# real world lithium and cold weather



## scott (Feb 15, 2009)

I'm looking for some real world results with lithium packs in the winter. I currently am using a 3year old 144v 140ah agm pack. When new was getting 20miles in the summer and 12miles in the winter. This last winter I was going 14miles and charging at 7miles each way. Currently I'm getting about 12mile range per charge. But now my employer has decided that I can no longer plug in there. The tempature here ranges from +90F in the summer to -10 in the winter. So, what is being seen for range differences from summer to winter with a lithium pack?


----------



## bjfreeman (Dec 7, 2011)

yes @ -25C is the lowest you can go and have practical charge.
once you get to -45C the max charged voltage is about 3.0 V instead 3.4v per cell of 55C where the knee is about 90% SOC.
@-25C the knee is about 70% SOC (2.8V) and max charge voltage is 3.2V Instead of 80% at 25C max charge 3.3V.

This is similar problem with lead acid, however you can use a battery heater with a ICE that is charging, but it drains the battery pack EV.

my pack is liquid cooled and heated. the ,motor liquid cooling is it channel in the winter to keep the batteries warm.
for EV you would add a battery warmer to the charging circuit, so while charging, the batteries are warm.


----------



## mora (Nov 11, 2009)

I have not noticed much difference in range but voltage will sag way more if batteries are cold. Temperatures drop down to -35C here. I could go 60km during summer and 55km during winter. Performance is worse because of sag. But not much.

● **Given instruction 1**
In the rows below, copy out the lines from the line with "logo-letter: e xyxy=(81,54,95,81)" to the line with "back-arrow-button[interactable] xyxy=(700,158,724,182)", both included, without changing anything.

A run of rows:
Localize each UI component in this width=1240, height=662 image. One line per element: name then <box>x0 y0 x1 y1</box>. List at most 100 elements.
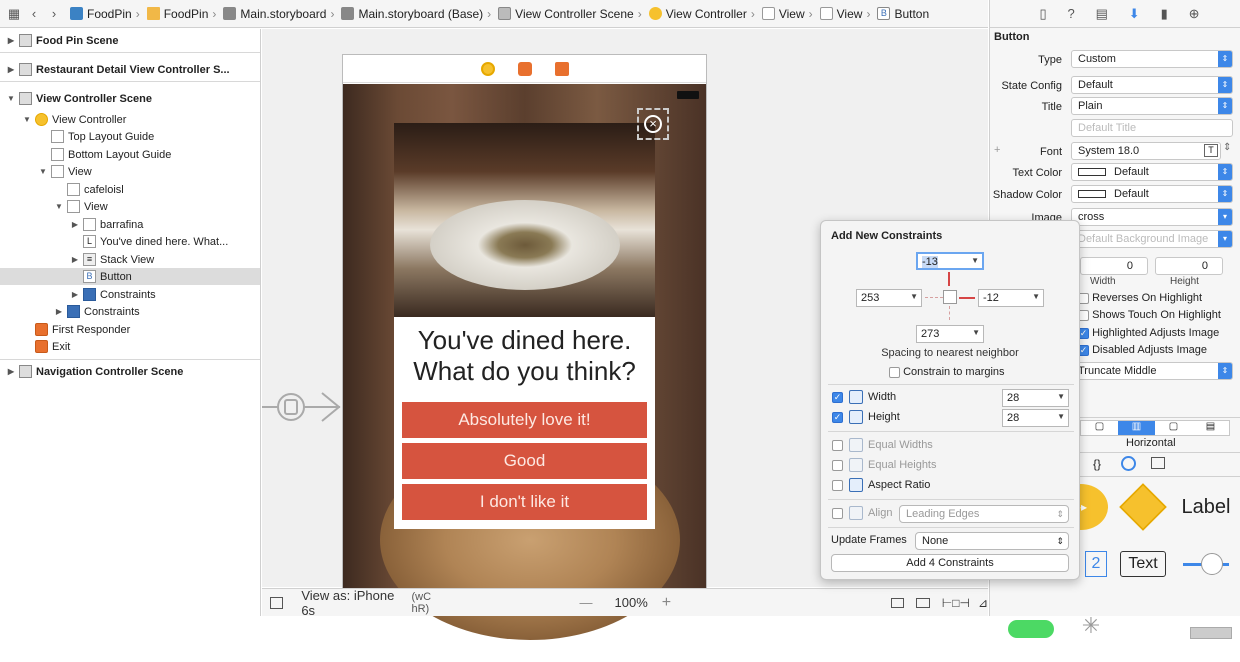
aspect-ratio-row[interactable]: Aspect Ratio <box>832 476 930 494</box>
embed-in-stack-icon[interactable] <box>891 597 905 608</box>
axis-segmented-control[interactable]: ▢ ▥ ▢ ▤ <box>1080 420 1230 436</box>
zoom-out-button[interactable]: — <box>580 595 593 610</box>
width-constraint-row[interactable]: ✓ Width <box>832 388 896 406</box>
disclosure-triangle-icon[interactable]: ▶ <box>54 307 64 316</box>
breadcrumb-button[interactable]: B Button <box>877 7 929 21</box>
free-icon[interactable]: ▢ <box>1155 421 1192 435</box>
library-object-tile[interactable] <box>1112 478 1174 536</box>
outline-first-responder[interactable]: First Responder <box>0 321 260 338</box>
height-checkbox[interactable]: ✓ <box>832 411 843 423</box>
library-label-tile[interactable]: Label <box>1175 478 1237 536</box>
title-text-field[interactable]: Default Title <box>1071 119 1233 137</box>
connections-inspector-icon[interactable]: ⊕ <box>1189 6 1200 22</box>
shows-touch-checkbox[interactable]: Shows Touch On Highlight <box>1078 309 1221 321</box>
outline-bottom-layout-guide[interactable]: Bottom Layout Guide <box>0 146 260 163</box>
library-switch-tile[interactable] <box>1000 600 1062 658</box>
breadcrumb-storyboard[interactable]: Main.storyboard › <box>223 7 337 21</box>
outline-barrafina[interactable]: ▶ barrafina <box>0 216 260 233</box>
width-checkbox[interactable]: ✓ <box>832 391 843 403</box>
inset-height-field[interactable]: 0 <box>1155 257 1223 275</box>
dont-like-button[interactable]: I don't like it <box>402 484 647 520</box>
equal-heights-row[interactable]: Equal Heights <box>832 456 937 474</box>
breadcrumb-inner-view[interactable]: View › <box>819 7 874 21</box>
outline-nav-scene[interactable]: ▶ Navigation Controller Scene <box>0 363 260 380</box>
equal-widths-checkbox[interactable] <box>832 439 843 451</box>
image-select[interactable]: cross ▾ <box>1071 208 1233 226</box>
disclosure-triangle-icon[interactable]: ▼ <box>54 202 64 211</box>
height-constraint-row[interactable]: ✓ Height <box>832 408 900 426</box>
text-color-select[interactable]: Default ⇕ <box>1071 163 1233 181</box>
line-break-select[interactable]: Truncate Middle ⇕ <box>1071 362 1233 380</box>
checkbox[interactable] <box>889 366 900 378</box>
type-select[interactable]: Custom ⇕ <box>1071 50 1233 68</box>
horizontal-icon[interactable]: ▥ <box>1118 421 1155 435</box>
title-type-select[interactable]: Plain ⇕ <box>1071 97 1233 115</box>
media-library-icon[interactable] <box>1151 457 1165 469</box>
breadcrumb-storyboard-base[interactable]: Main.storyboard (Base) › <box>341 7 494 21</box>
forward-arrow-icon[interactable]: › <box>46 6 62 22</box>
disclosure-triangle-icon[interactable]: ▼ <box>6 94 16 103</box>
disclosure-triangle-icon[interactable]: ▶ <box>6 367 16 376</box>
segue-arrow-icon[interactable] <box>262 390 342 425</box>
disclosure-triangle-icon[interactable]: ▶ <box>70 220 80 229</box>
outline-top-layout-guide[interactable]: Top Layout Guide <box>0 128 260 145</box>
good-button[interactable]: Good <box>402 443 647 479</box>
vertical-icon[interactable]: ▢ <box>1081 421 1118 435</box>
resolve-issues-icon[interactable]: ⊿ <box>978 596 988 610</box>
library-textfield-tile[interactable]: Text <box>1112 535 1174 593</box>
view-controller-icon[interactable] <box>481 62 495 76</box>
identity-inspector-icon[interactable]: ▤ <box>1096 6 1108 22</box>
code-snippets-icon[interactable]: {} <box>1093 457 1101 471</box>
disclosure-triangle-icon[interactable]: ▶ <box>6 65 16 74</box>
background-image-select[interactable]: Default Background Image ▾ <box>1071 230 1233 248</box>
first-responder-icon[interactable] <box>518 62 532 76</box>
pin-icon[interactable]: ⊢□⊣ <box>942 596 970 610</box>
breadcrumb-scene[interactable]: View Controller Scene › <box>498 7 645 21</box>
outline-restaurant-detail-scene[interactable]: ▶ Restaurant Detail View Controller S... <box>0 61 260 78</box>
align-checkbox[interactable] <box>832 507 843 519</box>
disclosure-triangle-icon[interactable]: ▶ <box>6 36 16 45</box>
breadcrumb-project[interactable]: FoodPin › <box>70 7 143 21</box>
breadcrumb-folder[interactable]: FoodPin › <box>146 7 220 21</box>
highlighted-adjusts-checkbox[interactable]: ✓ Highlighted Adjusts Image <box>1078 327 1219 339</box>
add-variation-icon[interactable]: + <box>994 144 1000 156</box>
close-button[interactable]: × <box>637 108 669 140</box>
font-size-stepper-icon[interactable]: ⇕ <box>1223 142 1231 153</box>
align-icon[interactable] <box>916 597 930 608</box>
outline-constraints-outer[interactable]: ▶ Constraints <box>0 303 260 320</box>
outline-view-controller[interactable]: ▼ View Controller <box>0 111 260 128</box>
view-as-label[interactable]: View as: iPhone 6s <box>301 588 405 618</box>
inset-width-field[interactable]: 0 <box>1080 257 1148 275</box>
equal-widths-row[interactable]: Equal Widths <box>832 436 933 454</box>
outline-view[interactable]: ▼ View <box>0 163 260 180</box>
disclosure-triangle-icon[interactable]: ▼ <box>22 115 32 124</box>
right-strut[interactable] <box>959 297 975 299</box>
outline-inner-view[interactable]: ▼ View <box>0 198 260 215</box>
toggle-outline-icon[interactable] <box>270 596 284 609</box>
size-inspector-icon[interactable]: ▮ <box>1161 6 1168 22</box>
equal-heights-checkbox[interactable] <box>832 459 843 471</box>
outline-constraints-inner[interactable]: ▶ Constraints <box>0 286 260 303</box>
left-strut[interactable] <box>925 297 943 298</box>
top-strut[interactable] <box>948 272 950 286</box>
right-constraint-field[interactable]: -12 ▼ <box>978 289 1044 307</box>
disclosure-triangle-icon[interactable]: ▶ <box>70 255 80 264</box>
library-slider-tile[interactable] <box>1175 535 1237 593</box>
height-value-field[interactable]: 28 ▼ <box>1002 409 1069 427</box>
state-config-select[interactable]: Default ⇕ <box>1071 76 1233 94</box>
library-activity-tile[interactable]: ✳ <box>1060 597 1122 655</box>
outline-vc-scene[interactable]: ▼ View Controller Scene <box>0 90 260 107</box>
exit-icon[interactable] <box>555 62 569 76</box>
file-inspector-icon[interactable]: ▯ <box>1039 6 1046 22</box>
quick-help-icon[interactable]: ? <box>1067 6 1074 21</box>
attributes-inspector-icon[interactable]: ⬇ <box>1129 6 1140 22</box>
library-progress-tile[interactable] <box>1180 604 1240 662</box>
shadow-color-select[interactable]: Default ⇕ <box>1071 185 1233 203</box>
outline-stack-view[interactable]: ▶ ≡ Stack View <box>0 251 260 268</box>
disabled-adjusts-checkbox[interactable]: ✓ Disabled Adjusts Image <box>1078 344 1207 356</box>
align-row[interactable]: Align <box>832 504 892 522</box>
update-frames-select[interactable]: None ⇕ <box>915 532 1069 550</box>
align-select[interactable]: Leading Edges ⇕ <box>899 505 1069 523</box>
back-arrow-icon[interactable]: ‹ <box>26 6 42 22</box>
constrain-margins-checkbox[interactable]: Constrain to margins <box>889 366 1005 378</box>
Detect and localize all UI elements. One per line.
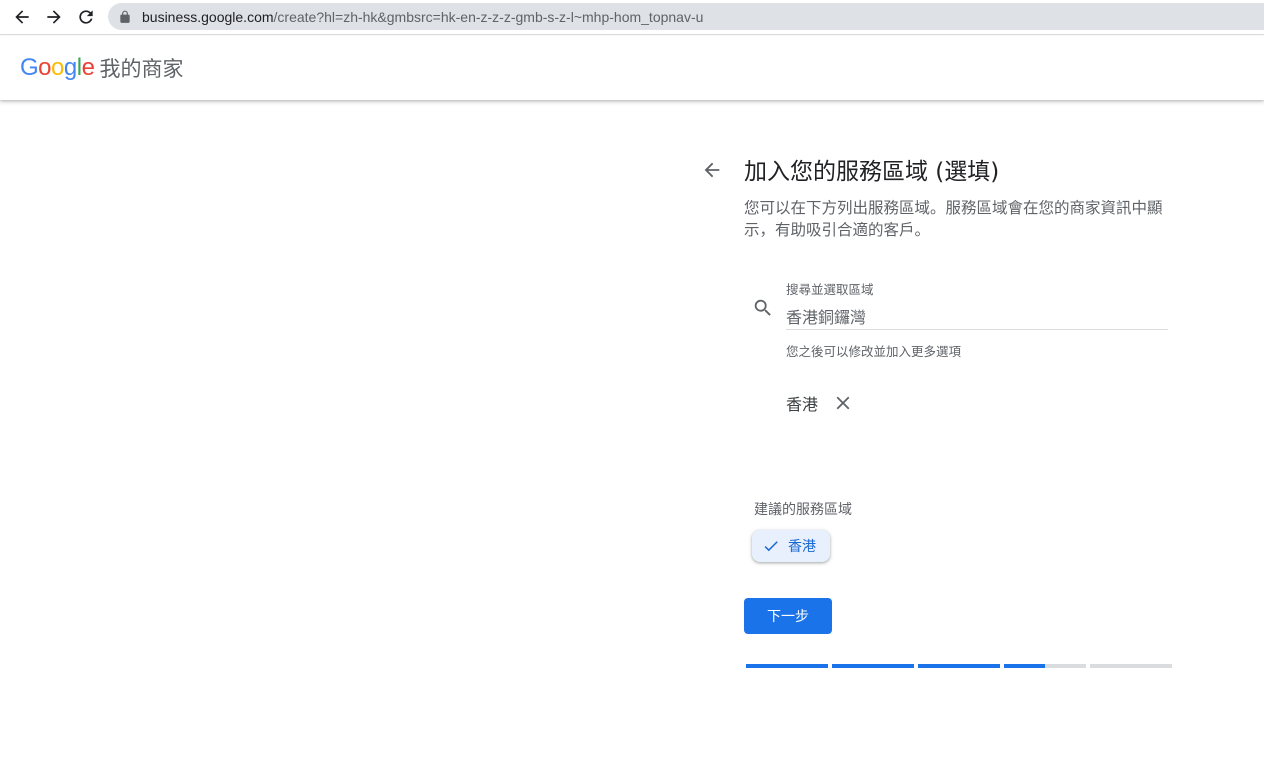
logo-letter: e xyxy=(81,54,95,81)
logo-letter: G xyxy=(20,54,39,81)
progress-segment-fill xyxy=(918,664,1000,668)
progress-segment xyxy=(832,664,914,668)
search-helper-text: 您之後可以修改並加入更多選項 xyxy=(786,344,962,359)
browser-toolbar: business.google.com/create?hl=zh-hk&gmbs… xyxy=(0,0,1264,35)
arrow-right-icon xyxy=(47,10,61,24)
url-text: business.google.com/create?hl=zh-hk&gmbs… xyxy=(142,9,703,25)
forward-button[interactable] xyxy=(41,4,67,30)
logo-letter: o xyxy=(38,54,52,81)
logo-letter: o xyxy=(51,54,64,81)
search-field-label: 搜尋並選取區域 xyxy=(786,282,874,297)
progress-segment-fill xyxy=(746,664,828,668)
reload-button[interactable] xyxy=(73,4,99,30)
selected-area-item: 香港 xyxy=(786,391,854,415)
progress-segment-fill xyxy=(832,664,914,668)
progress-segment xyxy=(746,664,828,668)
chip-label: 香港 xyxy=(788,539,816,555)
selected-area-label: 香港 xyxy=(786,395,819,414)
logo-letter: g xyxy=(63,54,77,81)
next-button[interactable]: 下一步 xyxy=(744,598,832,634)
url-host: business.google.com xyxy=(142,8,274,25)
lock-icon xyxy=(118,10,132,24)
suggested-areas-heading: 建議的服務區域 xyxy=(754,502,852,518)
progress-segment-fill xyxy=(1004,664,1045,668)
arrow-left-icon xyxy=(15,10,29,24)
progress-indicator xyxy=(746,664,1172,668)
page-description: 您可以在下方列出服務區域。服務區域會在您的商家資訊中顯示，有助吸引合適的客戶。 xyxy=(744,199,1163,239)
progress-segment xyxy=(918,664,1000,668)
check-icon xyxy=(762,537,780,555)
close-icon[interactable] xyxy=(832,392,854,414)
suggested-area-chip[interactable]: 香港 xyxy=(752,530,830,562)
area-search-input[interactable] xyxy=(786,302,1168,330)
app-header: Google 我的商家 xyxy=(0,36,1264,100)
back-button[interactable] xyxy=(9,4,35,30)
progress-segment xyxy=(1004,664,1086,668)
google-logo[interactable]: Google xyxy=(20,54,95,82)
reload-icon xyxy=(79,10,93,24)
page-title: 加入您的服務區域 (選填) xyxy=(744,159,1000,185)
search-icon xyxy=(752,297,774,319)
back-arrow-button[interactable] xyxy=(700,158,724,182)
progress-segment xyxy=(1090,664,1172,668)
address-bar[interactable]: business.google.com/create?hl=zh-hk&gmbs… xyxy=(108,3,1264,30)
product-name: 我的商家 xyxy=(99,57,184,81)
url-path: /create?hl=zh-hk&gmbsrc=hk-en-z-z-z-gmb-… xyxy=(273,8,704,25)
arrow-left-icon xyxy=(704,162,720,178)
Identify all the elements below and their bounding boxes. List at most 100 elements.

● **Given instruction 2**
Recast the paragraph that starts "I have not noticed much difference" from the thread on lithium packs in cold weather as a short bulleted list that keeps its main facts.

● **Exercise response 1**
logo-letter: e xyxy=(81,54,95,81)
logo-letter: G xyxy=(20,54,39,81)
progress-segment-fill xyxy=(918,664,1000,668)
progress-segment xyxy=(832,664,914,668)
search-helper-text: 您之後可以修改並加入更多選項 xyxy=(786,344,962,359)
browser-toolbar: business.google.com/create?hl=zh-hk&gmbs… xyxy=(0,0,1264,35)
arrow-right-icon xyxy=(47,10,61,24)
url-text: business.google.com/create?hl=zh-hk&gmbs… xyxy=(142,9,703,25)
forward-button[interactable] xyxy=(41,4,67,30)
logo-letter: o xyxy=(38,54,52,81)
logo-letter: o xyxy=(51,54,64,81)
search-field-label: 搜尋並選取區域 xyxy=(786,282,874,297)
progress-segment-fill xyxy=(746,664,828,668)
reload-button[interactable] xyxy=(73,4,99,30)
selected-area-item: 香港 xyxy=(786,391,854,415)
progress-segment-fill xyxy=(832,664,914,668)
progress-segment xyxy=(746,664,828,668)
chip-label: 香港 xyxy=(788,539,816,555)
selected-area-label: 香港 xyxy=(786,395,819,414)
logo-letter: g xyxy=(63,54,77,81)
next-button[interactable]: 下一步 xyxy=(744,598,832,634)
url-host: business.google.com xyxy=(142,8,274,25)
lock-icon xyxy=(118,10,132,24)
suggested-areas-heading: 建議的服務區域 xyxy=(754,502,852,518)
progress-segment-fill xyxy=(1004,664,1045,668)
arrow-left-icon xyxy=(15,10,29,24)
progress-indicator xyxy=(746,664,1172,668)
page-description: 您可以在下方列出服務區域。服務區域會在您的商家資訊中顯示，有助吸引合適的客戶。 xyxy=(744,199,1163,239)
progress-segment xyxy=(918,664,1000,668)
check-icon xyxy=(762,537,780,555)
close-icon[interactable] xyxy=(832,392,854,414)
suggested-area-chip[interactable]: 香港 xyxy=(752,530,830,562)
area-search-input[interactable] xyxy=(786,302,1168,330)
app-header: Google 我的商家 xyxy=(0,36,1264,100)
back-button[interactable] xyxy=(9,4,35,30)
progress-segment xyxy=(1004,664,1086,668)
google-logo[interactable]: Google xyxy=(20,54,95,82)
reload-icon xyxy=(79,10,93,24)
page-title: 加入您的服務區域 (選填) xyxy=(744,159,1000,185)
search-icon xyxy=(752,297,774,319)
back-arrow-button[interactable] xyxy=(700,158,724,182)

● **Exercise response 2**
- Little difference in range noticed
- Voltage sags much more when the batteries are cold
- Temperatures drop to -35C
- Range: 60 km in summer, 55 km in winter
- Performance is worse because of the sag, but not by much